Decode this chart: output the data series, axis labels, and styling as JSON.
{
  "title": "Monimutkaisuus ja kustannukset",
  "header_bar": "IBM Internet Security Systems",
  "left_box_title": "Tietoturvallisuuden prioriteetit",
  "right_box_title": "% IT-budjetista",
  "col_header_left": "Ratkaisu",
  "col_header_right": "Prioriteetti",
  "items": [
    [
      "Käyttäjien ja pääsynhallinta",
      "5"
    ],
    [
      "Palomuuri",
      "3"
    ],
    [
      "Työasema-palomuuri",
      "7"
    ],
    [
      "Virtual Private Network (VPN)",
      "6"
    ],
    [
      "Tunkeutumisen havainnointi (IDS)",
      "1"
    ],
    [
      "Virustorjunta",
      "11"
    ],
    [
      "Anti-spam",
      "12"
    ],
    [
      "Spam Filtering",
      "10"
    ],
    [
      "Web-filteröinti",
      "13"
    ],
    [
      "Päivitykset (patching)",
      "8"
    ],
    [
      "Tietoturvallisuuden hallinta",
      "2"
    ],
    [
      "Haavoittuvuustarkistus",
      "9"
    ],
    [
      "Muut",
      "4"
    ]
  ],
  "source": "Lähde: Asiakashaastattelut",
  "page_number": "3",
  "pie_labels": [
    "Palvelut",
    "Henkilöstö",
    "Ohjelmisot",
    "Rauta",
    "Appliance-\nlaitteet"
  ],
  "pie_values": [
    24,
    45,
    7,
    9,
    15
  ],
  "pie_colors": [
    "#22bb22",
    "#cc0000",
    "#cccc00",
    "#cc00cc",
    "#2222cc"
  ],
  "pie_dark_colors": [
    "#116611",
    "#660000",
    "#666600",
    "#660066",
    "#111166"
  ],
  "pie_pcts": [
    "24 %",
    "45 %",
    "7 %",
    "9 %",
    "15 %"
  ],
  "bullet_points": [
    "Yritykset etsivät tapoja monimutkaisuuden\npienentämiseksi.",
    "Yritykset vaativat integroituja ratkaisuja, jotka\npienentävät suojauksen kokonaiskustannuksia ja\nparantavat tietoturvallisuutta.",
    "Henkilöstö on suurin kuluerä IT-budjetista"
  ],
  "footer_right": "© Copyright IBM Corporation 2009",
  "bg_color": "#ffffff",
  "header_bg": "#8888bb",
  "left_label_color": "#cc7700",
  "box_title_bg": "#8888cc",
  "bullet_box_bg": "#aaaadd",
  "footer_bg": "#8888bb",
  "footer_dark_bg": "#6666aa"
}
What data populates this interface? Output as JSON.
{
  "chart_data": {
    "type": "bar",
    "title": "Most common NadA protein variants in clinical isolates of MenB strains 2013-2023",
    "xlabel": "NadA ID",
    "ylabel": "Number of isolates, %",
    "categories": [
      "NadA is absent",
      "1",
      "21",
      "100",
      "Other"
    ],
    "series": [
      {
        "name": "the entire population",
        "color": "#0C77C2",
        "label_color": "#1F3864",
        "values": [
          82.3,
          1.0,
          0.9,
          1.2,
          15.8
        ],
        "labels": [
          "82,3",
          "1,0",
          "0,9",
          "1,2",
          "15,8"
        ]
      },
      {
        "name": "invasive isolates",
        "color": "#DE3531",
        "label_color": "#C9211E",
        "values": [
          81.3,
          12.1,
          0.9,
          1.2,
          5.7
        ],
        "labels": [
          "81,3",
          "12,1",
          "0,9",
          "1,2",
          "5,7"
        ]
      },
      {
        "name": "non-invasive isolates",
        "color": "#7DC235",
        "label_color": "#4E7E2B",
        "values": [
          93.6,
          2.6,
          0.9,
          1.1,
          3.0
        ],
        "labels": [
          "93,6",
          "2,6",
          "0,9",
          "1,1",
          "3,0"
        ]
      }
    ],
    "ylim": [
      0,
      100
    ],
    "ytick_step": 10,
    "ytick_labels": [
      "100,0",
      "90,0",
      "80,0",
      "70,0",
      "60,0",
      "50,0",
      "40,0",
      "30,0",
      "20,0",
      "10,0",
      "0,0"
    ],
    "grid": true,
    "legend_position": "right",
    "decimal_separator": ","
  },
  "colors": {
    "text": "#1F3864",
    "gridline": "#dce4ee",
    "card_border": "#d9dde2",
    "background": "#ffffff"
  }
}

....

Try it →
Each line above that contains "Yritykset" must be copied out.

Completed exercise →
    "Yritykset etsivät tapoja monimutkaisuuden\npienentämiseksi.",
    "Yritykset vaativat integroituja ratkaisuja, jotka\npienentävät suojauksen kokonaiskustannuksia ja\nparantavat tietoturvallisuutta.",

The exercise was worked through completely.